══ RECORD EXTRACTS ══
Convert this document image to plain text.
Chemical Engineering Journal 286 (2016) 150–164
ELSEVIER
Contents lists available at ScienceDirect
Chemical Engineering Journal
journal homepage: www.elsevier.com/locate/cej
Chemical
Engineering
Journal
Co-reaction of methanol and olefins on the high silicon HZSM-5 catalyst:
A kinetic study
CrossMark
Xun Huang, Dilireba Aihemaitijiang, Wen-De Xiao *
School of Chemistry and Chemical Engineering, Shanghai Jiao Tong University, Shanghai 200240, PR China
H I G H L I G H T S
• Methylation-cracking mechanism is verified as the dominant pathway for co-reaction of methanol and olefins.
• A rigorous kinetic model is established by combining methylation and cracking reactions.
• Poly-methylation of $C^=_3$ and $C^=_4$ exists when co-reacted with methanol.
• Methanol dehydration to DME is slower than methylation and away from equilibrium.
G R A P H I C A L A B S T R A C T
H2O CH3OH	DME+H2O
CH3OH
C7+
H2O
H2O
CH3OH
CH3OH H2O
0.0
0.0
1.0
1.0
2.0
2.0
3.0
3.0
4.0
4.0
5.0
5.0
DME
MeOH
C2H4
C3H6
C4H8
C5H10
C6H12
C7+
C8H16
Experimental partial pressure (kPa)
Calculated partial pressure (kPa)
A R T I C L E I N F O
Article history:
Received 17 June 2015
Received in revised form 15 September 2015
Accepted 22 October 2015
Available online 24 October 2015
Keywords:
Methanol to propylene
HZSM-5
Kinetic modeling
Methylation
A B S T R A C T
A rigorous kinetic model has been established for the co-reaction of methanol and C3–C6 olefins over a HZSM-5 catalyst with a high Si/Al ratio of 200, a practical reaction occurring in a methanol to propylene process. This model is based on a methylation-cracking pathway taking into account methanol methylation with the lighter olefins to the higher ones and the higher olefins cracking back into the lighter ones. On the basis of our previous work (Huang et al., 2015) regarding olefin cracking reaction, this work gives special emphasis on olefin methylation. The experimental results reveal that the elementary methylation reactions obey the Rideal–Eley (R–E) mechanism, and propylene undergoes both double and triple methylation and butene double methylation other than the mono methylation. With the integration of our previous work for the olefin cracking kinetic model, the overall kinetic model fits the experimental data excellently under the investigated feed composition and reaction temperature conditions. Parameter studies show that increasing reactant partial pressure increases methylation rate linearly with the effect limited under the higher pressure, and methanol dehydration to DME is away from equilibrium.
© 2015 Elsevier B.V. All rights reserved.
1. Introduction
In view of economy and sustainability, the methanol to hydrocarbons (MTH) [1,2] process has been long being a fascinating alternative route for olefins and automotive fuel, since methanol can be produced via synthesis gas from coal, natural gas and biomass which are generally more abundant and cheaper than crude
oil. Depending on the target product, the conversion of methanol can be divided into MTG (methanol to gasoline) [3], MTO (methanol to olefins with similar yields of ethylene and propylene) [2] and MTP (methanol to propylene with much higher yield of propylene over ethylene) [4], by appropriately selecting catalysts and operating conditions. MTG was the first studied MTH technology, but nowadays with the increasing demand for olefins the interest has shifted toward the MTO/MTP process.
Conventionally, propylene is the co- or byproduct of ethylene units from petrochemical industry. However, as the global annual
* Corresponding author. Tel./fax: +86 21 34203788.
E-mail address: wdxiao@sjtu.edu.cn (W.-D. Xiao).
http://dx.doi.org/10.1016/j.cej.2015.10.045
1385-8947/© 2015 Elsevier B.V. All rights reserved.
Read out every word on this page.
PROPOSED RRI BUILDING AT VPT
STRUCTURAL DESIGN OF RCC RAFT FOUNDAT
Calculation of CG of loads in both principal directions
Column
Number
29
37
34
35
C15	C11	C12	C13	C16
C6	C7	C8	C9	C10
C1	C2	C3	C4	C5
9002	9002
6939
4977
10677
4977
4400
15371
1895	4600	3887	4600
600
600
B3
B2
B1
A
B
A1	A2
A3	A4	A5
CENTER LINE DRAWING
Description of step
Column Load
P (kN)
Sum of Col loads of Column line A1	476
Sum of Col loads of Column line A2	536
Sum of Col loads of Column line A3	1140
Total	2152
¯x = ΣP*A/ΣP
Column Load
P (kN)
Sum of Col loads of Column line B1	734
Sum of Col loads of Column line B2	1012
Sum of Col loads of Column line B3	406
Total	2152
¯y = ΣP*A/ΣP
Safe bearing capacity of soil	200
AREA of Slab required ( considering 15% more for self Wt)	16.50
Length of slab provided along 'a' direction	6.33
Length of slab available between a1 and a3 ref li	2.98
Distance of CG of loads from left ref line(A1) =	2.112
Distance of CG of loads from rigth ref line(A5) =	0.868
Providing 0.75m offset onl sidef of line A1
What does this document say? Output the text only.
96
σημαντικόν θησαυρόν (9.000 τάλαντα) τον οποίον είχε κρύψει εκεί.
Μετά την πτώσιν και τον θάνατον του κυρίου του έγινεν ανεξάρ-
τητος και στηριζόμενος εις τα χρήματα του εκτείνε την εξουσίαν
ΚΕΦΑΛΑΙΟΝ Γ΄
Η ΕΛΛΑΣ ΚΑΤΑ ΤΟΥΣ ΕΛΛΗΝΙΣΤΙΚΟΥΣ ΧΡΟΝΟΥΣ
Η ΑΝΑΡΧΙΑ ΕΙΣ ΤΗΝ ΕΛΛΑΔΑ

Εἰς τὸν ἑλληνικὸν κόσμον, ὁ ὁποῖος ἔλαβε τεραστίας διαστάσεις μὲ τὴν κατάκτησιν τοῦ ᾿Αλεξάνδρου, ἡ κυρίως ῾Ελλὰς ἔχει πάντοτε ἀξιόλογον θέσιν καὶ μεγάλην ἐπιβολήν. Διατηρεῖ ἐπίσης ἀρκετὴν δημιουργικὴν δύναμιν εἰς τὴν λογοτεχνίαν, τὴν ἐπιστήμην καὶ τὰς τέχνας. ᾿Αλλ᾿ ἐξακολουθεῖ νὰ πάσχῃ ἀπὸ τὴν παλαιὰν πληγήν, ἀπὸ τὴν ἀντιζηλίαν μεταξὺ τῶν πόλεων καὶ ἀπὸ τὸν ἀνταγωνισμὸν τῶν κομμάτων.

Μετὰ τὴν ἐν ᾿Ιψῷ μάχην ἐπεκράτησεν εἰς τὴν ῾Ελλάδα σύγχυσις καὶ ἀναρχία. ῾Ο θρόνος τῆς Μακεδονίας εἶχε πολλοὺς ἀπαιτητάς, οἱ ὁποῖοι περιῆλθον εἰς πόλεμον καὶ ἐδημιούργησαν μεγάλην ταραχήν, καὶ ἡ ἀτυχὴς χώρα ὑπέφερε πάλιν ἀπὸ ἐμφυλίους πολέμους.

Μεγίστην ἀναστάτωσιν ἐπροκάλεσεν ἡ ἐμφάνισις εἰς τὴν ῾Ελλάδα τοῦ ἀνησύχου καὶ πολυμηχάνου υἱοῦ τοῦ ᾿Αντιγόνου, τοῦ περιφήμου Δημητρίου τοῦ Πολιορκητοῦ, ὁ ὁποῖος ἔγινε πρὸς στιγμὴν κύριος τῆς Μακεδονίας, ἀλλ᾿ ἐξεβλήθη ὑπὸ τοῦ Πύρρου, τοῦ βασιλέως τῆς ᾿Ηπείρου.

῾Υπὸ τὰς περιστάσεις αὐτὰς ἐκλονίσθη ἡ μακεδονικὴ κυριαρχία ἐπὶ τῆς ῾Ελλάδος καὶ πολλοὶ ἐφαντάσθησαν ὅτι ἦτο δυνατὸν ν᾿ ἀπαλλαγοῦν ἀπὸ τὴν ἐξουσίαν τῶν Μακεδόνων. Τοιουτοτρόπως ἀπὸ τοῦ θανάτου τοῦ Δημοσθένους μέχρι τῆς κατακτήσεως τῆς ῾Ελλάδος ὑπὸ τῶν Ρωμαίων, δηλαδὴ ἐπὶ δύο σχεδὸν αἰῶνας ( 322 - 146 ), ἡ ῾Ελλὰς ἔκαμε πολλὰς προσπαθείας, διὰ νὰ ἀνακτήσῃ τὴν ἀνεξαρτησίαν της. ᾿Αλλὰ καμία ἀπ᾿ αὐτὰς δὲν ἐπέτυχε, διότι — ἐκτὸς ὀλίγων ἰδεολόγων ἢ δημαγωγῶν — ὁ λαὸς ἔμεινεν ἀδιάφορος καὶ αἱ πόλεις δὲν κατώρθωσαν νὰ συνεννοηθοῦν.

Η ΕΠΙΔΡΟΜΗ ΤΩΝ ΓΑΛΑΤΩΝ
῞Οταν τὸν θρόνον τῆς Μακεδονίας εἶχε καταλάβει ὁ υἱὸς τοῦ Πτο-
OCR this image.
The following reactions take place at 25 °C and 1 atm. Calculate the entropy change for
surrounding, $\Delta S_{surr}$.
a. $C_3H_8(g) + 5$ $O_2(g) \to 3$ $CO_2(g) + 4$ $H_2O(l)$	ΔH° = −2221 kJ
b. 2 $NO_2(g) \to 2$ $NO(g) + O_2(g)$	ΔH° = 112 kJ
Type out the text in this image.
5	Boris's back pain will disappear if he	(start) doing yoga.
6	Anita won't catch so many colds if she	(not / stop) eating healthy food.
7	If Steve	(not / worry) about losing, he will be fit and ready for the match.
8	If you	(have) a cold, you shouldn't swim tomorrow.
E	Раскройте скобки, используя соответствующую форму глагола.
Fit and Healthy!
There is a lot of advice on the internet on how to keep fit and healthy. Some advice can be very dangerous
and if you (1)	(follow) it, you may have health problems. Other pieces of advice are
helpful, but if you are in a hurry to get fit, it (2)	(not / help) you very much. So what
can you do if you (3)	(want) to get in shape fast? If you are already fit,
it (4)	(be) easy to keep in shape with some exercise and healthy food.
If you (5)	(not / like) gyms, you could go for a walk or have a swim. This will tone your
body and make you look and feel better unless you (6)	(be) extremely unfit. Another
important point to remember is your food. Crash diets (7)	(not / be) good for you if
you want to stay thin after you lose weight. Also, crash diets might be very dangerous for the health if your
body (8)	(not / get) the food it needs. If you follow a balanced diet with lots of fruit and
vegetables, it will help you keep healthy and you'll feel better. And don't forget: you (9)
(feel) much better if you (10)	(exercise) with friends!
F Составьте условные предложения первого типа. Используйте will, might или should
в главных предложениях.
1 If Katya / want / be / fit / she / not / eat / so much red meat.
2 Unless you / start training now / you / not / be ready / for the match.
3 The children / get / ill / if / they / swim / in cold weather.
═══
* **PROBLEM**
Extract every line from the records above that contains the word "pressure".

* **WORKED SOLUTION**
Experimental partial pressure (kPa)
Calculated partial pressure (kPa)
A rigorous kinetic model has been established for the co-reaction of methanol and C3–C6 olefins over a HZSM-5 catalyst with a high Si/Al ratio of 200, a practical reaction occurring in a methanol to propylene process. This model is based on a methylation-cracking pathway taking into account methanol methylation with the lighter olefins to the higher ones and the higher olefins cracking back into the lighter ones. On the basis of our previous work (Huang et al., 2015) regarding olefin cracking reaction, this work gives special emphasis on olefin methylation. The experimental results reveal that the elementary methylation reactions obey the Rideal–Eley (R–E) mechanism, and propylene undergoes both double and triple methylation and butene double methylation other than the mono methylation. With the integration of our previous work for the olefin cracking kinetic model, the overall kinetic model fits the experimental data excellently under the investigated feed composition and reaction temperature conditions. Parameter studies show that increasing reactant partial pressure increases methylation rate linearly with the effect limited under the higher pressure, and methanol dehydration to DME is away from equilibrium.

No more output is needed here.